▶ **Requirement A**:
List every factor examined by the Larson Three-Part Test, as given in the workers' compensation extract below.
▶ **Requirement B**:
Retype the workers' compensation extract below from "June 28, 2019" to "work at home.".

[Extract — start]

June 28, 2019 (1 min read)

A Maryland appellate court, indicating it was undertaking a case of first impression, held that the compensability of an injury to a home-based employee depended upon an examination of the factors involved in the so-called “Larson Three-Part Test” [see Larson’s Workers’ Compensation Law, § 16.10], which the court adopted. That three-part test examines the following:

  1. The quantity and regularity of work performed at home;
  2. The continuing presence of work equipment at home; and
  3. Special circumstances of the particular employment that make it necessary and not merely personally convenient to work at home.

Considering those factors in the case at bar, the court held that material factual questions remained as to whether (a) the injured employee’s home should qualify as a home work site, and (b) whether the employee had actually commenced his work day at the time he slipped and fell on black ice on a sidewalk adjacent to his residence. Accordingly, the court remanded the case for further proceedings in conformity with its opinion.

Thomas A. Robinson, J.D., the Feature National Columnist for the LexisNexis Workers’ Compensation eNewsletter, is co-author of Larson’s Workers’ Compensation Law (LexisNexis).

LexisNexis Online Subscribers: Citations below link to Lexis Advance.

See Schwan Food Co. v. Frederick, 2019 Md. App. LEXIS 512 (June 27, 2019)

See generally Larson’s Workers’ Compensation Law, § 16.10.

[Extract — finish]
[Stored data — start]

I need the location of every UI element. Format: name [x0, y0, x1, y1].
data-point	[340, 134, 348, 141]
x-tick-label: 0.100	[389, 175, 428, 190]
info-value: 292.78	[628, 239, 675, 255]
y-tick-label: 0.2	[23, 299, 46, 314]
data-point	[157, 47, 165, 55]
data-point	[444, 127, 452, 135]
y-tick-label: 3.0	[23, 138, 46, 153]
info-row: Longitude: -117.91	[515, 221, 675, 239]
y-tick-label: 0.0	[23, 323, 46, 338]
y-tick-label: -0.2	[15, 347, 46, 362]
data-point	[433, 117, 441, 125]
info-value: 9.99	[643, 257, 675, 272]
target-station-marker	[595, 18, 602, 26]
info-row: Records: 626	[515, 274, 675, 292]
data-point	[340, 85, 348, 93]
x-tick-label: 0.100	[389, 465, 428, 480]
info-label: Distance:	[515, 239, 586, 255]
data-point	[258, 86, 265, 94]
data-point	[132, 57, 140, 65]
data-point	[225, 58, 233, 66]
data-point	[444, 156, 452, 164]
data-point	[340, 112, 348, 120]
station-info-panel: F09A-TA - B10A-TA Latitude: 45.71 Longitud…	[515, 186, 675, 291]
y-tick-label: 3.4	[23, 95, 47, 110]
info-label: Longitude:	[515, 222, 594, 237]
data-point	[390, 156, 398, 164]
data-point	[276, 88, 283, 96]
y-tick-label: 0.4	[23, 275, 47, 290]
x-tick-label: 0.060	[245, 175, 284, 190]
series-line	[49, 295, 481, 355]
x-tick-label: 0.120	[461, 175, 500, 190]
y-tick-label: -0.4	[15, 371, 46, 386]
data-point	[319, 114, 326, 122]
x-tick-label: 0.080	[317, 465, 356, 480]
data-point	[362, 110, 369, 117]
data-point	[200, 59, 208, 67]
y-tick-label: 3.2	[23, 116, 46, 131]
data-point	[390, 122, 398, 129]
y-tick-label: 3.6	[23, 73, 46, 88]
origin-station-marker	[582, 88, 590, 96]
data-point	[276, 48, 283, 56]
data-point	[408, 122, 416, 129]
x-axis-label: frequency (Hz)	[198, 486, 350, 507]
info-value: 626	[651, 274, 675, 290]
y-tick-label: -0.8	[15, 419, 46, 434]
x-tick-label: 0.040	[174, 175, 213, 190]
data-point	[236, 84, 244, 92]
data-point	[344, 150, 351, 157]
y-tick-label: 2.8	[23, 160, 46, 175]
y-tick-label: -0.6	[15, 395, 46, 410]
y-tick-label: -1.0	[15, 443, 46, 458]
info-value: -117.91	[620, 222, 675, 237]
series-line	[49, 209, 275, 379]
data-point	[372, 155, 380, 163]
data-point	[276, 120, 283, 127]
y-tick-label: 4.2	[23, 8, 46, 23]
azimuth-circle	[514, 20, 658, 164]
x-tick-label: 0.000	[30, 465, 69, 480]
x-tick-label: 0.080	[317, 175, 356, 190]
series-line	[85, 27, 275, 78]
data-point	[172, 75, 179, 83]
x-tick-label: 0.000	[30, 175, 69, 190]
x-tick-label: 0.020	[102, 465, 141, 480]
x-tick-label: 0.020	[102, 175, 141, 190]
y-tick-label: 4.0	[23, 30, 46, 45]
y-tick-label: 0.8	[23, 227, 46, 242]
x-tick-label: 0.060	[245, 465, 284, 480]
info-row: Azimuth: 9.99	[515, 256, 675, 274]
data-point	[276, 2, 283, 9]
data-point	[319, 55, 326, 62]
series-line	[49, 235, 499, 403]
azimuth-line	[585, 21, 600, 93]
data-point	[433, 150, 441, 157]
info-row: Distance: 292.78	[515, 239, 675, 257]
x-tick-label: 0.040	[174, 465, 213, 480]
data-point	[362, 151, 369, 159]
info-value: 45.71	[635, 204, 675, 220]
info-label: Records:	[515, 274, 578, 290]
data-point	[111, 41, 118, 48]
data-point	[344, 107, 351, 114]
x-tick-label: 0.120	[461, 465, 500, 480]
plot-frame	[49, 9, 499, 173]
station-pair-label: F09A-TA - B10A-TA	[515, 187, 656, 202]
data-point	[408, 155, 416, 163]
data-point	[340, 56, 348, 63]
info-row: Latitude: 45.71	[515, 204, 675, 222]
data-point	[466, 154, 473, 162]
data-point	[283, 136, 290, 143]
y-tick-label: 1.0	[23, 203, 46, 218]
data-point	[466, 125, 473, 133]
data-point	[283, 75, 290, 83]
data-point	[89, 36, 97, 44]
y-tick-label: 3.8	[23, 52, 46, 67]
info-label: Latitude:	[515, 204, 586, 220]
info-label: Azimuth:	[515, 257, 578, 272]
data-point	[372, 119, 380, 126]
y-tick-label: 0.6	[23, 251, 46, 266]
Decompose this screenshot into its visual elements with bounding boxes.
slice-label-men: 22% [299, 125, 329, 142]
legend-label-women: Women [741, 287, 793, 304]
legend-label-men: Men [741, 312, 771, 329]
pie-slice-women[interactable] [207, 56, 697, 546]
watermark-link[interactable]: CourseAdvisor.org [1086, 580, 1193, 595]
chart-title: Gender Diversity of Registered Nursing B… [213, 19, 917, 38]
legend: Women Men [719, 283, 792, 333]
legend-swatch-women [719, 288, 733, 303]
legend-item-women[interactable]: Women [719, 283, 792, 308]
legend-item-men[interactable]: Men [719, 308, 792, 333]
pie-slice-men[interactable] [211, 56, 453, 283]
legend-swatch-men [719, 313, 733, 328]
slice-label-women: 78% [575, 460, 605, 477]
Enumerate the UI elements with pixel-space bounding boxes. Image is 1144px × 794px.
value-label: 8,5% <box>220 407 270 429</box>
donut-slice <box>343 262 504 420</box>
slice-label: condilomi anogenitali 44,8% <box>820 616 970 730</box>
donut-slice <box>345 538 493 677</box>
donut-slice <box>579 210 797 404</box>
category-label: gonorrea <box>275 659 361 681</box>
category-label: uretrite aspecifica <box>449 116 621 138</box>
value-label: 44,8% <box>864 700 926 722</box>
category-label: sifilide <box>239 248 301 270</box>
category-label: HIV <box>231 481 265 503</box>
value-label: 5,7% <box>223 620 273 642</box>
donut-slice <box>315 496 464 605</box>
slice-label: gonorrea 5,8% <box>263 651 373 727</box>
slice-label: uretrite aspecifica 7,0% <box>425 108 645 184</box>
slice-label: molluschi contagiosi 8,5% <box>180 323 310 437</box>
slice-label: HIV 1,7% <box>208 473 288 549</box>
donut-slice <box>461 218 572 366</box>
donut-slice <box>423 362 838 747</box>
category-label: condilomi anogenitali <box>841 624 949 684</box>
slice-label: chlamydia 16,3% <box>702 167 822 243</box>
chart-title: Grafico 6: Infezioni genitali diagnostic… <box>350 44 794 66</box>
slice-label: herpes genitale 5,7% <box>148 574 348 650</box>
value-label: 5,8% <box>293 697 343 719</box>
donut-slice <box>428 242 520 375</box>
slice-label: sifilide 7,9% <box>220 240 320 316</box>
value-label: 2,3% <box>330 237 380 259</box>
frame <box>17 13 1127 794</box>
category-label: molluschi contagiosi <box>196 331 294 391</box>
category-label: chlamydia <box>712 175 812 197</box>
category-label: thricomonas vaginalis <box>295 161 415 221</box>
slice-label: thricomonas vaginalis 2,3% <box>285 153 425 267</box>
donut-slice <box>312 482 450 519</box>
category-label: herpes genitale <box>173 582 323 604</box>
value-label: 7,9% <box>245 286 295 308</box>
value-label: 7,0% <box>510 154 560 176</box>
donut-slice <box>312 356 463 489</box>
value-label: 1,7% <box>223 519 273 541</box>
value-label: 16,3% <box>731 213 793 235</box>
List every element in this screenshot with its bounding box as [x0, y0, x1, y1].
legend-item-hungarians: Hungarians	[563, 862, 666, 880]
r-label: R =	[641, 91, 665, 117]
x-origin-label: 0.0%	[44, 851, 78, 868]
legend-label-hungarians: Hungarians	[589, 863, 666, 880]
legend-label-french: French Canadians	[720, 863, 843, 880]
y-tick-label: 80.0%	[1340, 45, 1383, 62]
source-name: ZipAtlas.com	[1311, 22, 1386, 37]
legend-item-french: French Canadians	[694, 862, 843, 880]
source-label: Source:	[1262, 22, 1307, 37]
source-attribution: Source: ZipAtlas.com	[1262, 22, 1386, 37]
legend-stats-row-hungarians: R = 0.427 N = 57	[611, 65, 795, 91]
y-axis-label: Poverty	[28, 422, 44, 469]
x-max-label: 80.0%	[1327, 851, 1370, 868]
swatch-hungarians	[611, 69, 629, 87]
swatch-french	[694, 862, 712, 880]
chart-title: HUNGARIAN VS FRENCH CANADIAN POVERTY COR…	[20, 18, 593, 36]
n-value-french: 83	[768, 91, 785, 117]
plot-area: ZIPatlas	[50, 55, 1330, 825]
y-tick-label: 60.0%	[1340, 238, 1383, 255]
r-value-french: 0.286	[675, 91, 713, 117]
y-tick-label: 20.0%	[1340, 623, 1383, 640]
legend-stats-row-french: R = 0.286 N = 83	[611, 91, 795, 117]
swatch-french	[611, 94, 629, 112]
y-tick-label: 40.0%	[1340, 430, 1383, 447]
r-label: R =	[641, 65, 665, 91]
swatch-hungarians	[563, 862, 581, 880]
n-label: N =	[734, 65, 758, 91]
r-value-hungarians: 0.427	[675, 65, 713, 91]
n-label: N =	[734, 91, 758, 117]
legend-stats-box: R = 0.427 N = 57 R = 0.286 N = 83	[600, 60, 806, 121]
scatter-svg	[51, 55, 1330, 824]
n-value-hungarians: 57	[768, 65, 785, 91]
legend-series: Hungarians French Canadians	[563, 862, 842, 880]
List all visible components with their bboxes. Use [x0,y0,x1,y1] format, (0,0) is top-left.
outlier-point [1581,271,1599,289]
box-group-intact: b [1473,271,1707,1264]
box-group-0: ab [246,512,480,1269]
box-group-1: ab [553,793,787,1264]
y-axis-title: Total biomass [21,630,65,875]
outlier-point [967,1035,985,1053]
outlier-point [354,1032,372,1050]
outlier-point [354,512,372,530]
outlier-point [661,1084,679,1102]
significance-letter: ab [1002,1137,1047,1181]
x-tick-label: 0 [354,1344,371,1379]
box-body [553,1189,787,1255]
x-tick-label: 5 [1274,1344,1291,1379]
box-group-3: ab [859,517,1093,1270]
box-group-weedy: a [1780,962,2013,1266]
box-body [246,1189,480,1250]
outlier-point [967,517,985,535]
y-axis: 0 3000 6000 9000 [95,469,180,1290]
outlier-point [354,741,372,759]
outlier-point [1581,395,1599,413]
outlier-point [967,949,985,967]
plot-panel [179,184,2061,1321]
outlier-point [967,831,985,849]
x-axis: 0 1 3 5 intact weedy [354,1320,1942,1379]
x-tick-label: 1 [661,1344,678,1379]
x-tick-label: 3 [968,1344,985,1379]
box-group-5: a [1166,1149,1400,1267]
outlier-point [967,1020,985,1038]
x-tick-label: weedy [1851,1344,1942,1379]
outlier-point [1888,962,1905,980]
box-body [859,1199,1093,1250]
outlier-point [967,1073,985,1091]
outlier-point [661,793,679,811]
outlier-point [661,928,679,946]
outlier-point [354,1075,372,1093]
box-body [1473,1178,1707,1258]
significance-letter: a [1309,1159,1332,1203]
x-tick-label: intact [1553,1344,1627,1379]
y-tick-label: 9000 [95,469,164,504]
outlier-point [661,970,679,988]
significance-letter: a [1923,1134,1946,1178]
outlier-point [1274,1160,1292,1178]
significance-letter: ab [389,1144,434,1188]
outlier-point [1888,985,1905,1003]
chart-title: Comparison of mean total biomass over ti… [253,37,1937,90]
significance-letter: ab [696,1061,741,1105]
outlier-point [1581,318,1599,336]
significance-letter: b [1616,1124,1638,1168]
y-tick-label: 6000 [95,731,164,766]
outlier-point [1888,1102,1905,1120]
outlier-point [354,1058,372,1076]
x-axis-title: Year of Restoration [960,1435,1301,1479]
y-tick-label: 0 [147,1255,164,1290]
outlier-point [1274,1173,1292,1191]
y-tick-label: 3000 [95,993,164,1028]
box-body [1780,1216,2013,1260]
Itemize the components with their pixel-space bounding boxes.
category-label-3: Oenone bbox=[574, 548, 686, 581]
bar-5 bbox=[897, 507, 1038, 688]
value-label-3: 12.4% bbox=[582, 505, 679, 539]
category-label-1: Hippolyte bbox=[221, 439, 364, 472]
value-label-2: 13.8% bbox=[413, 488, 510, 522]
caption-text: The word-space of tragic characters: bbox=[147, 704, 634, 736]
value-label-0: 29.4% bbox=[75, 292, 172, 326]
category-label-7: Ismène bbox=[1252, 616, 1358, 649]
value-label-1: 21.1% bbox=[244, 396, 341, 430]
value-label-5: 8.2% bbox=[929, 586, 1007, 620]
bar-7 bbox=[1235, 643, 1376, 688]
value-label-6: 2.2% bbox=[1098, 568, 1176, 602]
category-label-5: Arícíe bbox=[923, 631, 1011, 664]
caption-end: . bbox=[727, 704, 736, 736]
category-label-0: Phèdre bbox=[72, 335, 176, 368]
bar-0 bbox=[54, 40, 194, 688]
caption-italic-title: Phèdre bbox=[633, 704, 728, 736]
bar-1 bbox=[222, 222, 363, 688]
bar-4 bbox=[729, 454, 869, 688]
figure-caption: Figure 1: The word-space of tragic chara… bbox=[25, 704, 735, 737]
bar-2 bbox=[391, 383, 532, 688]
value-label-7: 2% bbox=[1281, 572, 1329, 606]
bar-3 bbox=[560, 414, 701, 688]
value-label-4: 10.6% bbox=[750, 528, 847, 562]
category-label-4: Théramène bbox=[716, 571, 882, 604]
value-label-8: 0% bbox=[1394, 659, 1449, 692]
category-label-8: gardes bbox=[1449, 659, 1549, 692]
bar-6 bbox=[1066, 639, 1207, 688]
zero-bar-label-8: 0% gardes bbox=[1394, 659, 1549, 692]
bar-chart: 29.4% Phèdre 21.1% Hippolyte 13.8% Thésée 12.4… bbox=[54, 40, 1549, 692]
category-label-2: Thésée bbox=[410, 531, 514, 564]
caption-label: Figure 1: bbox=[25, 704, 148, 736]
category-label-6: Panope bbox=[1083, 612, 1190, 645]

[Stored data — finish]

▶ **Final answer A**:
1. The quantity and regularity of work performed at home
2. The continuing presence of work equipment at home
3. Special circumstances of the particular employment that make it necessary and not merely personally convenient to work at home

▶ **Final answer B**:
June 28, 2019 (1 min read)

A Maryland appellate court, indicating it was undertaking a case of first impression, held that the compensability of an injury to a home-based employee depended upon an examination of the factors involved in the so-called “Larson Three-Part Test” [see Larson’s Workers’ Compensation Law, § 16.10], which the court adopted. That three-part test examines the following:

  1. The quantity and regularity of work performed at home;
  2. The continuing presence of work equipment at home; and
  3. Special circumstances of the particular employment that make it necessary and not merely personally convenient to work at home.